** start Data supplied **
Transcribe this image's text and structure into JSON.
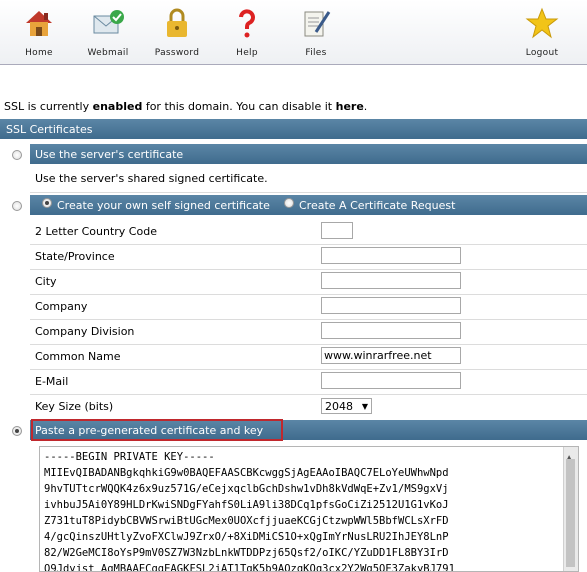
{
  "toolbar": {
    "items": [
      {
        "label": "Home"
      },
      {
        "label": "Webmail"
      },
      {
        "label": "Password"
      },
      {
        "label": "Help"
      },
      {
        "label": "Files"
      },
      {
        "label": "Logout"
      }
    ]
  },
  "status": {
    "prefix": "SSL is currently ",
    "state": "enabled",
    "middle": " for this domain. You can disable it ",
    "link": "here",
    "suffix": "."
  },
  "section_title": "SSL Certificates",
  "option1": {
    "title": "Use the server's certificate",
    "desc": "Use the server's shared signed certificate."
  },
  "option2": {
    "title": "Create your own self signed certificate",
    "alt": "Create A Certificate Request",
    "fields": [
      {
        "label": "2 Letter Country Code",
        "value": ""
      },
      {
        "label": "State/Province",
        "value": ""
      },
      {
        "label": "City",
        "value": ""
      },
      {
        "label": "Company",
        "value": ""
      },
      {
        "label": "Company Division",
        "value": ""
      },
      {
        "label": "Common Name",
        "value": "www.winrarfree.net"
      },
      {
        "label": "E-Mail",
        "value": ""
      }
    ],
    "key_size_label": "Key Size (bits)",
    "key_size_value": "2048"
  },
  "option3": {
    "title": "Paste a pre-generated certificate and key",
    "content": "-----BEGIN PRIVATE KEY-----\nMIIEvQIBADANBgkqhkiG9w0BAQEFAASCBKcwggSjAgEAAoIBAQC7ELoYeUWhwNpd\n9hvTUTtcrWQQK4z6x9uz571G/eCejxqclbGchDshw1vDh8kVdWqE+Zv1/MS9gxVj\nivhbuJ5Ai0Y89HLDrKwiSNDgFYahfS0LiA9li38DCq1pfsGoCiZi2512U1G1vKoJ\nZ731tuT8PidybCBVWSrwiBtUGcMex0UOXcfjjuaeKCGjCtzwpWWl5BbfWCLsXrFD\n4/gcQinszUHtlyZvoFXClwJ9ZrxO/+8XiDMiCS1O+xQgImYrNusLRU2IhJEY8LnP\n82/W2GeMCI8oYsP9mV0SZ7W3NzbLnkWTDDPzj65Qsf2/oIKC/YZuDD1FL8BY3IrD\nO9Jdyjst AgMBAAECggEAGKFSL2jAT1TqK5b9AOzgKQq3cx2Y2Wg5OE3ZakyBJ791"
  }
}
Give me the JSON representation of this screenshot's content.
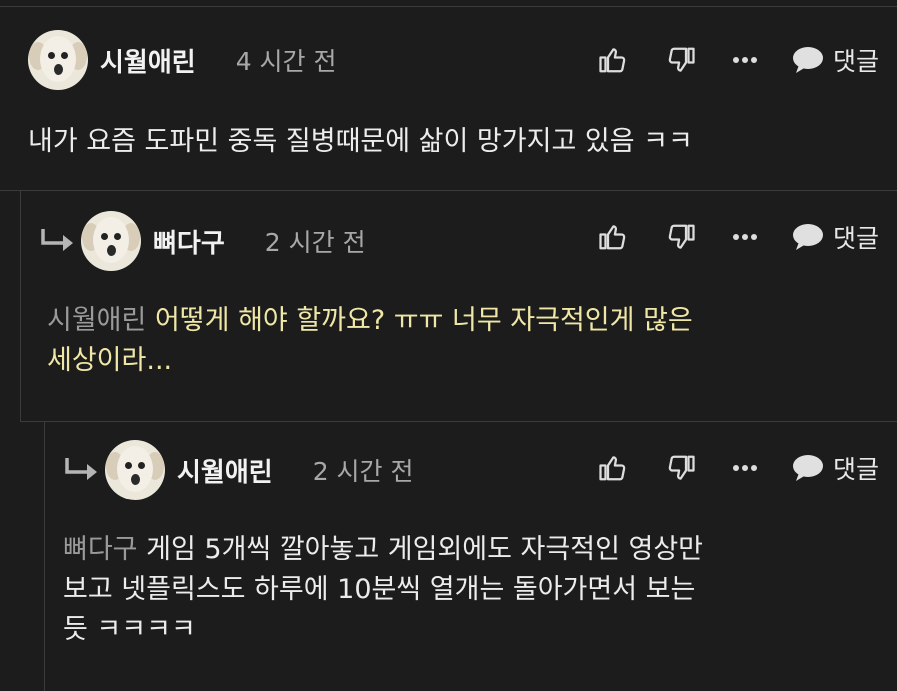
{
  "actions": {
    "reply_label": "댓글"
  },
  "comments": [
    {
      "author": "시월애린",
      "time": "4 시간 전",
      "mention": "",
      "text": "내가 요즘 도파민 중독 질병때문에 삶이 망가지고 있음 ㅋㅋ"
    },
    {
      "author": "뼈다구",
      "time": "2 시간 전",
      "mention": "시월애린",
      "text_line1": "어떻게 해야 할까요? ㅠㅠ 너무 자극적인게 많은",
      "text_line2": "세상이라...",
      "text_color": "#f0e7a6"
    },
    {
      "author": "시월애린",
      "time": "2 시간 전",
      "mention": "뼈다구",
      "text_line1": "게임 5개씩 깔아놓고 게임외에도 자극적인 영상만",
      "text_line2": "보고 넷플릭스도 하루에 10분씩 열개는 돌아가면서 보는",
      "text_line3": "듯 ㅋㅋㅋㅋ"
    }
  ],
  "icons": [
    "thumbs-up-icon",
    "thumbs-down-icon",
    "more-icon",
    "speech-bubble-icon",
    "reply-arrow-icon",
    "dog-avatar"
  ]
}
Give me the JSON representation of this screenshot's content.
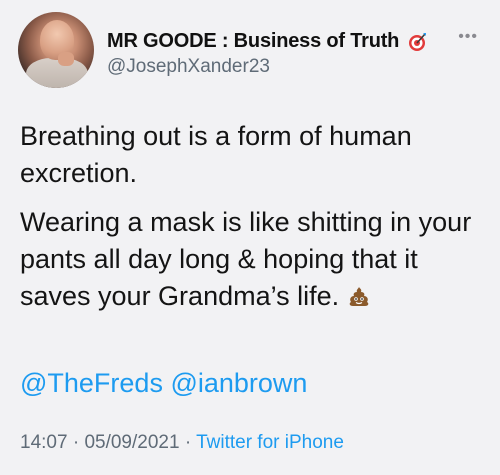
{
  "user": {
    "display_name": "MR GOODE : Business of Truth",
    "handle": "@JosephXander23",
    "badge_icon": "target-dart-icon"
  },
  "more_icon": "more-dots-icon",
  "more_glyph": "•••",
  "tweet": {
    "paragraph_1": "Breathing out is a form of human excretion.",
    "paragraph_2": "Wearing a mask is like shitting in your pants all day long & hoping that it saves your Grandma’s life.",
    "trailing_emoji_icon": "poop-emoji-icon",
    "mentions": [
      "@TheFreds",
      "@ianbrown"
    ]
  },
  "meta": {
    "time": "14:07",
    "separator": "·",
    "date": "05/09/2021",
    "source": "Twitter for iPhone"
  },
  "colors": {
    "link": "#1d9bf0",
    "muted": "#5f6b77",
    "background": "#f2f2f4"
  }
}
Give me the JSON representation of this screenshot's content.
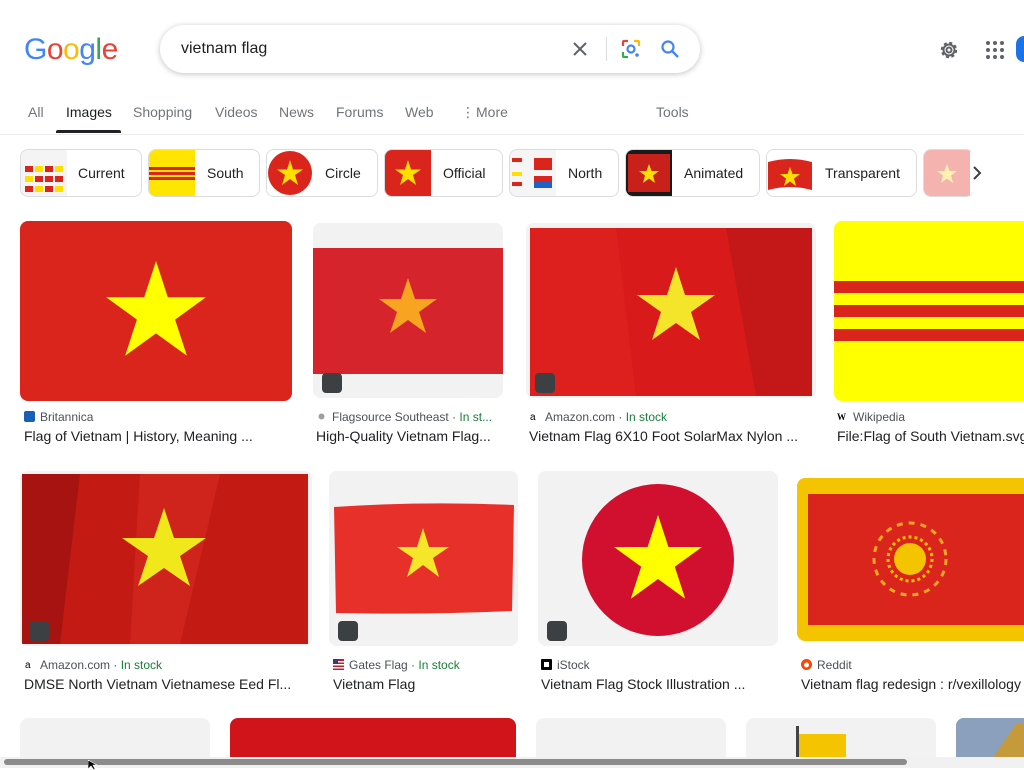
{
  "logo": {
    "letters": [
      "G",
      "o",
      "o",
      "g",
      "l",
      "e"
    ]
  },
  "search": {
    "query": "vietnam flag"
  },
  "tabs": [
    {
      "label": "All"
    },
    {
      "label": "Images"
    },
    {
      "label": "Shopping"
    },
    {
      "label": "Videos"
    },
    {
      "label": "News"
    },
    {
      "label": "Forums"
    },
    {
      "label": "Web"
    },
    {
      "label": "More"
    },
    {
      "label": "Tools"
    }
  ],
  "chips": [
    {
      "label": "Current"
    },
    {
      "label": "South"
    },
    {
      "label": "Circle"
    },
    {
      "label": "Official"
    },
    {
      "label": "North"
    },
    {
      "label": "Animated"
    },
    {
      "label": "Transparent"
    }
  ],
  "results": [
    {
      "source": "Britannica",
      "stock": "",
      "title": "Flag of Vietnam | History, Meaning ..."
    },
    {
      "source": "Flagsource Southeast",
      "stock": "In st...",
      "title": "High-Quality Vietnam Flag..."
    },
    {
      "source": "Amazon.com",
      "stock": "In stock",
      "title": "Vietnam Flag 6X10 Foot SolarMax Nylon ..."
    },
    {
      "source": "Wikipedia",
      "stock": "",
      "title": "File:Flag of South Vietnam.svg"
    },
    {
      "source": "Amazon.com",
      "stock": "In stock",
      "title": "DMSE North Vietnam Vietnamese Eed Fl..."
    },
    {
      "source": "Gates Flag",
      "stock": "In stock",
      "title": "Vietnam Flag"
    },
    {
      "source": "iStock",
      "stock": "",
      "title": "Vietnam Flag Stock Illustration ..."
    },
    {
      "source": "Reddit",
      "stock": "",
      "title": "Vietnam flag redesign : r/vexillology"
    }
  ],
  "colors": {
    "flag_red": "#da251d",
    "flag_yellow": "#ffff00",
    "in_stock": "#188038"
  }
}
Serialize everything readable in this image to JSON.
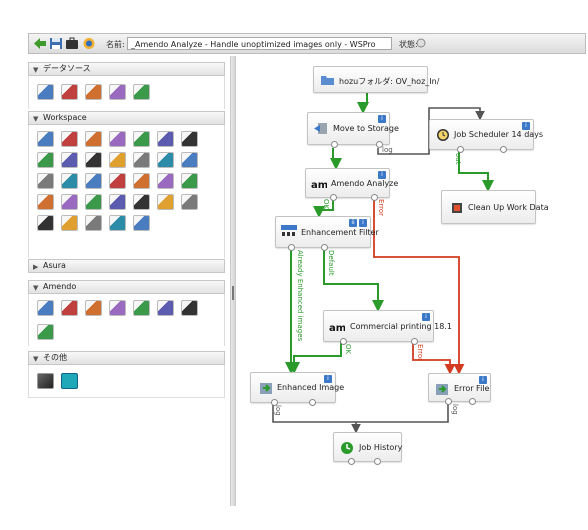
{
  "toolbar": {
    "name_label": "名前:",
    "name_value": "_Amendo Analyze - Handle unoptimized images only - WSPro",
    "status_label": "状態:",
    "icons": [
      "back-arrow-icon",
      "save-icon",
      "briefcase-icon",
      "info-icon"
    ]
  },
  "sidebar": {
    "sections": [
      {
        "title": "データソース",
        "icon_count": 5
      },
      {
        "title": "Workspace",
        "icon_count": 33
      },
      {
        "title": "Asura",
        "icon_count": 0
      },
      {
        "title": "Amendo",
        "icon_count": 8
      },
      {
        "title": "その他",
        "icon_count": 2
      }
    ]
  },
  "workflow": {
    "nodes": {
      "hozu": "hozuフォルダ: OV_hoz_In/",
      "move": "Move to Storage",
      "scheduler": "Job Scheduler 14 days",
      "amendo": "Amendo Analyze",
      "cleanup": "Clean Up Work Data",
      "filter": "Enhancement Filter",
      "commercial": "Commercial printing 18.1",
      "enhanced": "Enhanced Image",
      "error_file": "Error File",
      "history": "Job History"
    },
    "connectors": {
      "log1": "log",
      "out": "out",
      "ok1": "OK",
      "error1": "Error",
      "default": "Default",
      "already": "Already Enhanced images",
      "ok2": "OK",
      "error2": "Error",
      "log2": "log",
      "log3": "log"
    },
    "colors": {
      "ok": "#2a9a2a",
      "error": "#d23b1f",
      "default": "#555555",
      "log": "#555555"
    }
  }
}
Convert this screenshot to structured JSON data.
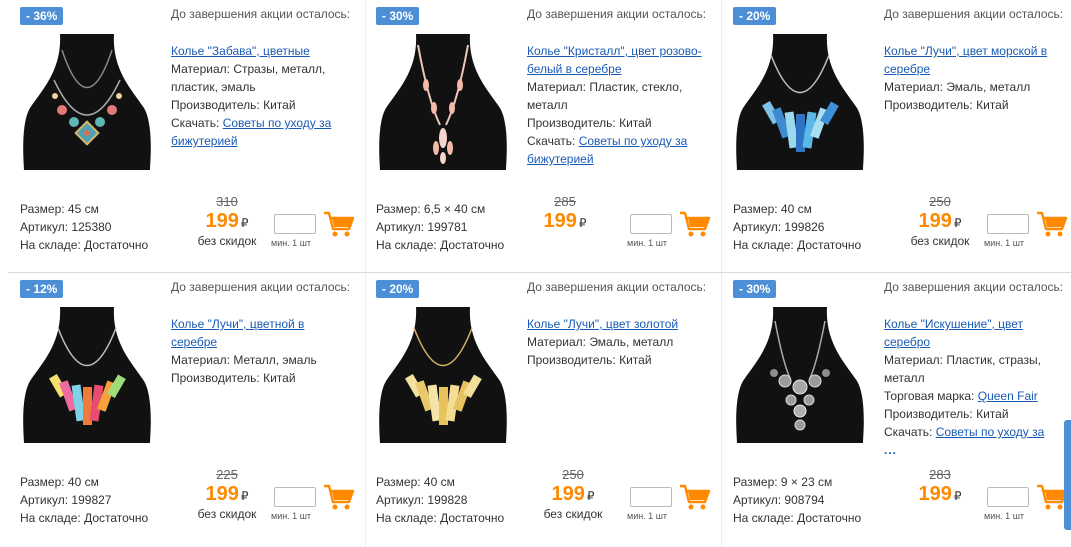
** end Data supplied **
Instructions to follow: Output all of the entries verbatim, leaving out any images.

Problem solution:
Transcribe this image's text and structure into JSON.
{
  "toolbar": {
    "items": [
      {
        "label": "Home"
      },
      {
        "label": "Webmail"
      },
      {
        "label": "Password"
      },
      {
        "label": "Help"
      },
      {
        "label": "Files"
      },
      {
        "label": "Logout"
      }
    ]
  },
  "status": {
    "prefix": "SSL is currently ",
    "state": "enabled",
    "middle": " for this domain. You can disable it ",
    "link": "here",
    "suffix": "."
  },
  "section_title": "SSL Certificates",
  "option1": {
    "title": "Use the server's certificate",
    "desc": "Use the server's shared signed certificate."
  },
  "option2": {
    "title": "Create your own self signed certificate",
    "alt": "Create A Certificate Request",
    "fields": [
      {
        "label": "2 Letter Country Code",
        "value": ""
      },
      {
        "label": "State/Province",
        "value": ""
      },
      {
        "label": "City",
        "value": ""
      },
      {
        "label": "Company",
        "value": ""
      },
      {
        "label": "Company Division",
        "value": ""
      },
      {
        "label": "Common Name",
        "value": "www.winrarfree.net"
      },
      {
        "label": "E-Mail",
        "value": ""
      }
    ],
    "key_size_label": "Key Size (bits)",
    "key_size_value": "2048"
  },
  "option3": {
    "title": "Paste a pre-generated certificate and key",
    "content": "-----BEGIN PRIVATE KEY-----\nMIIEvQIBADANBgkqhkiG9w0BAQEFAASCBKcwggSjAgEAAoIBAQC7ELoYeUWhwNpd\n9hvTUTtcrWQQK4z6x9uz571G/eCejxqclbGchDshw1vDh8kVdWqE+Zv1/MS9gxVj\nivhbuJ5Ai0Y89HLDrKwiSNDgFYahfS0LiA9li38DCq1pfsGoCiZi2512U1G1vKoJ\nZ731tuT8PidybCBVWSrwiBtUGcMex0UOXcfjjuaeKCGjCtzwpWWl5BbfWCLsXrFD\n4/gcQinszUHtlyZvoFXClwJ9ZrxO/+8XiDMiCS1O+xQgImYrNusLRU2IhJEY8LnP\n82/W2GeMCI8oYsP9mV0SZ7W3NzbLnkWTDDPzj65Qsf2/oIKC/YZuDD1FL8BY3IrD\nO9Jdyjst AgMBAAECggEAGKFSL2jAT1TqK5b9AOzgKQq3cx2Y2Wg5OE3ZakyBJ791"
  }
}
Give me the JSON representation of this screenshot's content.
{
  "actions": {
    "reply_label": "댓글"
  },
  "comments": [
    {
      "author": "시월애린",
      "time": "4 시간 전",
      "mention": "",
      "text": "내가 요즘 도파민 중독 질병때문에 삶이 망가지고 있음 ㅋㅋ"
    },
    {
      "author": "뼈다구",
      "time": "2 시간 전",
      "mention": "시월애린",
      "text_line1": "어떻게 해야 할까요? ㅠㅠ 너무 자극적인게 많은",
      "text_line2": "세상이라...",
      "text_color": "#f0e7a6"
    },
    {
      "author": "시월애린",
      "time": "2 시간 전",
      "mention": "뼈다구",
      "text_line1": "게임 5개씩 깔아놓고 게임외에도 자극적인 영상만",
      "text_line2": "보고 넷플릭스도 하루에 10분씩 열개는 돌아가면서 보는",
      "text_line3": "듯 ㅋㅋㅋㅋ"
    }
  ],
  "icons": [
    "thumbs-up-icon",
    "thumbs-down-icon",
    "more-icon",
    "speech-bubble-icon",
    "reply-arrow-icon",
    "dog-avatar"
  ]
}
Give me the JSON representation of this screenshot's content.
{
  "user": {
    "display_name": "MR GOODE : Business of Truth",
    "handle": "@JosephXander23",
    "badge_icon": "target-dart-icon"
  },
  "more_icon": "more-dots-icon",
  "more_glyph": "•••",
  "tweet": {
    "paragraph_1": "Breathing out is a form of human excretion.",
    "paragraph_2": "Wearing a mask is like shitting in your pants all day long & hoping that it saves your Grandma’s life.",
    "trailing_emoji_icon": "poop-emoji-icon",
    "mentions": [
      "@TheFreds",
      "@ianbrown"
    ]
  },
  "meta": {
    "time": "14:07",
    "separator": "·",
    "date": "05/09/2021",
    "source": "Twitter for iPhone"
  },
  "colors": {
    "link": "#1d9bf0",
    "muted": "#5f6b77",
    "background": "#f2f2f4"
  }
}
Give me the JSON representation of this screenshot's content.
{
  "logo": {
    "letters": [
      "G",
      "o",
      "o",
      "g",
      "l",
      "e"
    ]
  },
  "search": {
    "query": "vietnam flag"
  },
  "tabs": [
    {
      "label": "All"
    },
    {
      "label": "Images"
    },
    {
      "label": "Shopping"
    },
    {
      "label": "Videos"
    },
    {
      "label": "News"
    },
    {
      "label": "Forums"
    },
    {
      "label": "Web"
    },
    {
      "label": "More"
    },
    {
      "label": "Tools"
    }
  ],
  "chips": [
    {
      "label": "Current"
    },
    {
      "label": "South"
    },
    {
      "label": "Circle"
    },
    {
      "label": "Official"
    },
    {
      "label": "North"
    },
    {
      "label": "Animated"
    },
    {
      "label": "Transparent"
    }
  ],
  "results": [
    {
      "source": "Britannica",
      "stock": "",
      "title": "Flag of Vietnam | History, Meaning ..."
    },
    {
      "source": "Flagsource Southeast",
      "stock": "In st...",
      "title": "High-Quality Vietnam Flag..."
    },
    {
      "source": "Amazon.com",
      "stock": "In stock",
      "title": "Vietnam Flag 6X10 Foot SolarMax Nylon ..."
    },
    {
      "source": "Wikipedia",
      "stock": "",
      "title": "File:Flag of South Vietnam.svg"
    },
    {
      "source": "Amazon.com",
      "stock": "In stock",
      "title": "DMSE North Vietnam Vietnamese Eed Fl..."
    },
    {
      "source": "Gates Flag",
      "stock": "In stock",
      "title": "Vietnam Flag"
    },
    {
      "source": "iStock",
      "stock": "",
      "title": "Vietnam Flag Stock Illustration ..."
    },
    {
      "source": "Reddit",
      "stock": "",
      "title": "Vietnam flag redesign : r/vexillology"
    }
  ],
  "colors": {
    "flag_red": "#da251d",
    "flag_yellow": "#ffff00",
    "in_stock": "#188038"
  }
}
Serialize everything readable in this image to JSON.
{
  "toolbar": {
    "name_label": "名前:",
    "name_value": "_Amendo Analyze - Handle unoptimized images only - WSPro",
    "status_label": "状態:",
    "icons": [
      "back-arrow-icon",
      "save-icon",
      "briefcase-icon",
      "info-icon"
    ]
  },
  "sidebar": {
    "sections": [
      {
        "title": "データソース",
        "icon_count": 5
      },
      {
        "title": "Workspace",
        "icon_count": 33
      },
      {
        "title": "Asura",
        "icon_count": 0
      },
      {
        "title": "Amendo",
        "icon_count": 8
      },
      {
        "title": "その他",
        "icon_count": 2
      }
    ]
  },
  "workflow": {
    "nodes": {
      "hozu": "hozuフォルダ: OV_hoz_In/",
      "move": "Move to Storage",
      "scheduler": "Job Scheduler 14 days",
      "amendo": "Amendo Analyze",
      "cleanup": "Clean Up Work Data",
      "filter": "Enhancement Filter",
      "commercial": "Commercial printing 18.1",
      "enhanced": "Enhanced Image",
      "error_file": "Error File",
      "history": "Job History"
    },
    "connectors": {
      "log1": "log",
      "out": "out",
      "ok1": "OK",
      "error1": "Error",
      "default": "Default",
      "already": "Already Enhanced images",
      "ok2": "OK",
      "error2": "Error",
      "log2": "log",
      "log3": "log"
    },
    "colors": {
      "ok": "#2a9a2a",
      "error": "#d23b1f",
      "default": "#555555",
      "log": "#555555"
    }
  }
}
Convert this screenshot to structured JSON data.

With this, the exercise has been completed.